Your goal> In the entries, find all lines that hold the word "text" and copy them.

Material provided>

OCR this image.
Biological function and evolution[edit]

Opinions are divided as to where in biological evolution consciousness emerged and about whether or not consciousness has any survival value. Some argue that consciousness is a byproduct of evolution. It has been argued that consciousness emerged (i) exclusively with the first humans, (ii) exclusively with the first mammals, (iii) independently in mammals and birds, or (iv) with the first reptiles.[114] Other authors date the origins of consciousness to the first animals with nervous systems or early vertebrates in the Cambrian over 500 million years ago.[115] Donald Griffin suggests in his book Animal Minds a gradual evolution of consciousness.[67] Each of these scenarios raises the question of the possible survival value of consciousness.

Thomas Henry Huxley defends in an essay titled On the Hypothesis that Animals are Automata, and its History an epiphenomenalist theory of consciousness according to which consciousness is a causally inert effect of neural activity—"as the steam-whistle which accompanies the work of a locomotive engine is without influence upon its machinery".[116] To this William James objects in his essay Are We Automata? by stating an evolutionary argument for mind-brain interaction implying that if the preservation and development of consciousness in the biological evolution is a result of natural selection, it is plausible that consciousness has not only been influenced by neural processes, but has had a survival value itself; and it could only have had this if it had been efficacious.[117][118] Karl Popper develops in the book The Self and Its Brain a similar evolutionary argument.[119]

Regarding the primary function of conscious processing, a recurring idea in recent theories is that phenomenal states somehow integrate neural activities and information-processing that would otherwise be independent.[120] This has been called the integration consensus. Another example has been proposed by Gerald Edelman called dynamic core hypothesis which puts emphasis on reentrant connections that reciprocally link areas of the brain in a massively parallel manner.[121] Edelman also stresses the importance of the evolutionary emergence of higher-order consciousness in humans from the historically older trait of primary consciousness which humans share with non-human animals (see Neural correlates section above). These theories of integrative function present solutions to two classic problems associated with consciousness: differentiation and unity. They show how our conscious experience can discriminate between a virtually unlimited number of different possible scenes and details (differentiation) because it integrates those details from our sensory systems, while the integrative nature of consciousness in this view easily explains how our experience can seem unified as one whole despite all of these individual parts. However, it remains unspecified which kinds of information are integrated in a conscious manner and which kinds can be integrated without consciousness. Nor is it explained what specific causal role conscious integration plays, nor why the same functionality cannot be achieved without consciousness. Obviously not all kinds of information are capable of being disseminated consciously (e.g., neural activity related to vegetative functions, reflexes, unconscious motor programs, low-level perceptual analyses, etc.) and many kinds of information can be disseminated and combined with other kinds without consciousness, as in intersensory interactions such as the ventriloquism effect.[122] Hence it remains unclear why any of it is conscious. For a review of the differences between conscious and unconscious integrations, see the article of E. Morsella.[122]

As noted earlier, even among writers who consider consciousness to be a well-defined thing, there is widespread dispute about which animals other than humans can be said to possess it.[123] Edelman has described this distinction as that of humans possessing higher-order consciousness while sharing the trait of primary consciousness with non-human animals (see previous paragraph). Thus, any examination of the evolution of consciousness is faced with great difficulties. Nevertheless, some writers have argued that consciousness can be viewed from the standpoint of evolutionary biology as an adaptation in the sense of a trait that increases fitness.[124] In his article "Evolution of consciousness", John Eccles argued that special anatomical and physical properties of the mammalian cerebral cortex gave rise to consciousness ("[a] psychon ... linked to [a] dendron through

* * *

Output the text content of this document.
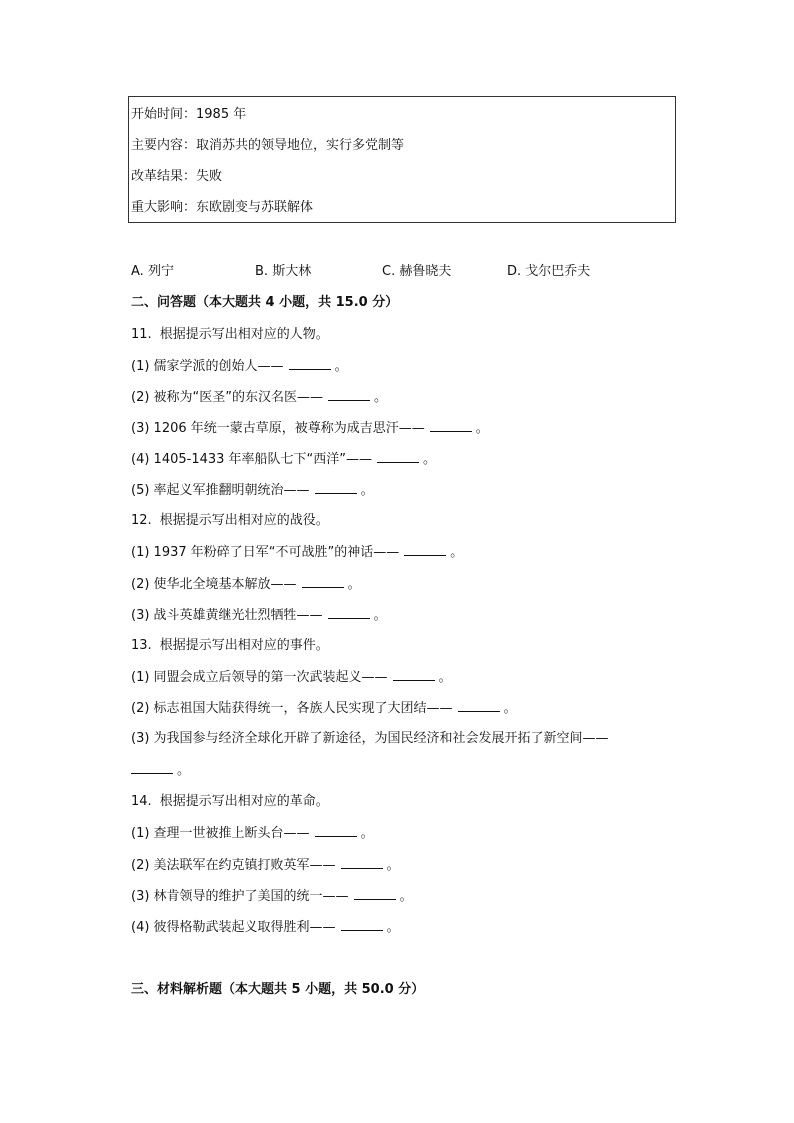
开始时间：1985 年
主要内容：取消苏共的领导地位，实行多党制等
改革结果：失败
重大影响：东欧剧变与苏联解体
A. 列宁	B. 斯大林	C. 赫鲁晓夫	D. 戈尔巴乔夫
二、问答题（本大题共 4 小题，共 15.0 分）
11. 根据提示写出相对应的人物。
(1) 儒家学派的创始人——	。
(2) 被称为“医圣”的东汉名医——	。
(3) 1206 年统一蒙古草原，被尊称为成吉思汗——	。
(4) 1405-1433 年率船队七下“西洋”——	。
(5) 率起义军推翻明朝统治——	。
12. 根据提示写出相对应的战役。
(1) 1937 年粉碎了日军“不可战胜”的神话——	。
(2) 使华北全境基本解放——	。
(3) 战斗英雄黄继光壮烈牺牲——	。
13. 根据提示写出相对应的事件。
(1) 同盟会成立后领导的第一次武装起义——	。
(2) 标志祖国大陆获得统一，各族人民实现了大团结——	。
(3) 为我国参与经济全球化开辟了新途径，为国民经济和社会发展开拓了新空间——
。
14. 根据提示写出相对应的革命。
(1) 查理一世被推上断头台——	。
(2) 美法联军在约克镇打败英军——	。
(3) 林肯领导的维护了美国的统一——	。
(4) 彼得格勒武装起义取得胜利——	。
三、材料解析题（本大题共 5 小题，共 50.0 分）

==

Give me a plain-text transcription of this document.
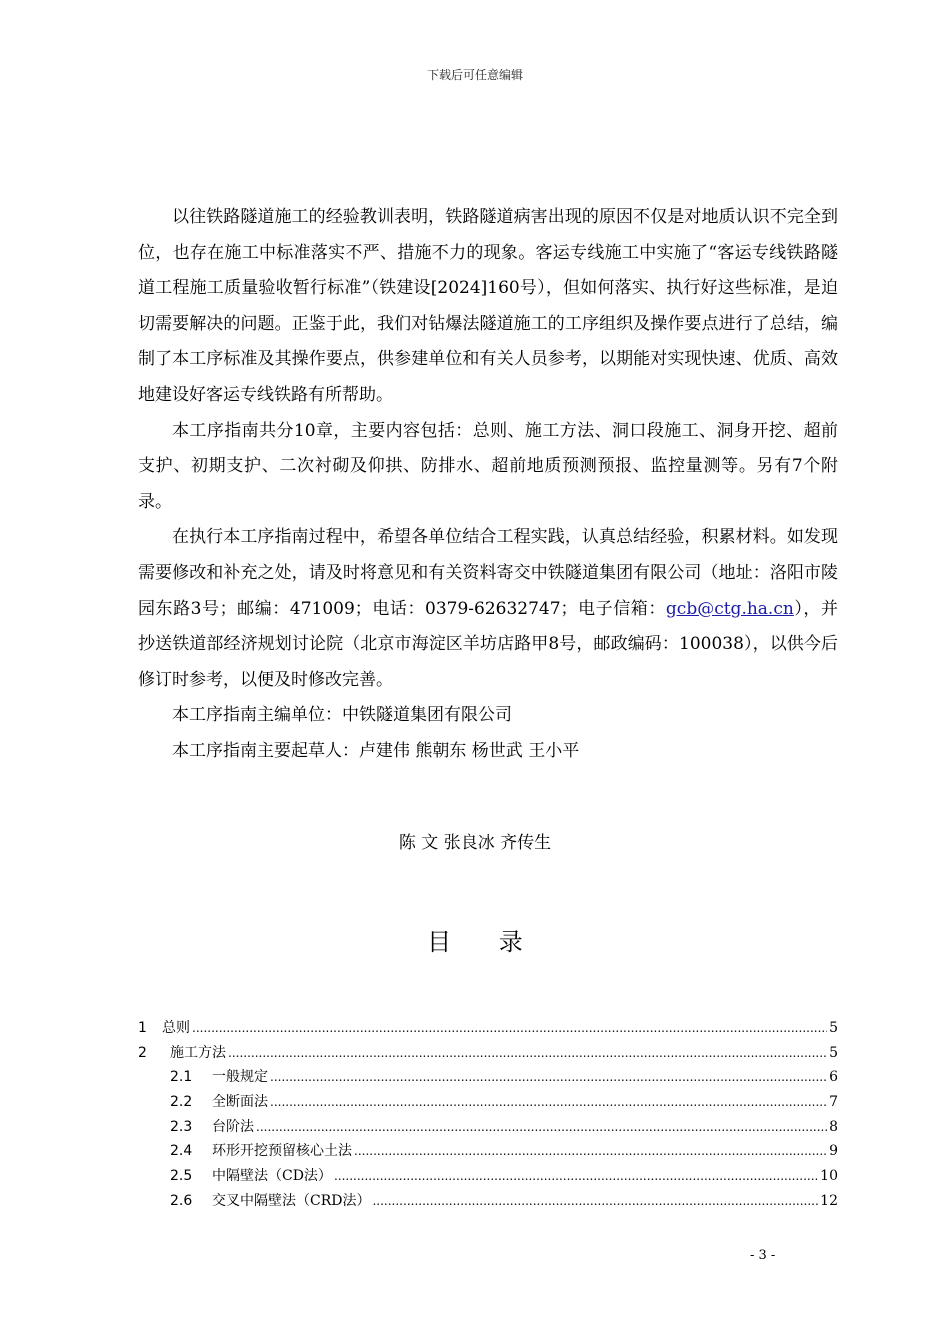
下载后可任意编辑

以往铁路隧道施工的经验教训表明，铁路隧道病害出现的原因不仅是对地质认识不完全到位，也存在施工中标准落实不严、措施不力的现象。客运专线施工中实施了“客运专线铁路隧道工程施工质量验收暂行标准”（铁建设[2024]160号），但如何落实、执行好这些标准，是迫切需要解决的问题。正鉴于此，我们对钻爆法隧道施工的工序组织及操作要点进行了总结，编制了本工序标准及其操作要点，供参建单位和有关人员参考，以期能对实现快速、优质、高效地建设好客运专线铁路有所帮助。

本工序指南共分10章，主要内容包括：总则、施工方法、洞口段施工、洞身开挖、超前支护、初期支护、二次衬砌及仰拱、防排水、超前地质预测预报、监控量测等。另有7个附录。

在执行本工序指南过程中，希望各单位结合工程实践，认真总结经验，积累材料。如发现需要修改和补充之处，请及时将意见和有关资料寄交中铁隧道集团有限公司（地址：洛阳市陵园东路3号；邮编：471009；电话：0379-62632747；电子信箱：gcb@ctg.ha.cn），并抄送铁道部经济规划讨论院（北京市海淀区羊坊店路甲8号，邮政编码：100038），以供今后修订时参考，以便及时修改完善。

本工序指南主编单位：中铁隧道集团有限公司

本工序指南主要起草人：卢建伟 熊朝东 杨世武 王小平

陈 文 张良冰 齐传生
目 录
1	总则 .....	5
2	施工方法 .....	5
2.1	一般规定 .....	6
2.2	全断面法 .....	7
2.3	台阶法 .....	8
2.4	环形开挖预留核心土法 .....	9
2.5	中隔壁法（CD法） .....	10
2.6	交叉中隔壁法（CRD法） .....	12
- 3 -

Final answer>
Output the text content of this document.
Give me a plain-text transcription of this document.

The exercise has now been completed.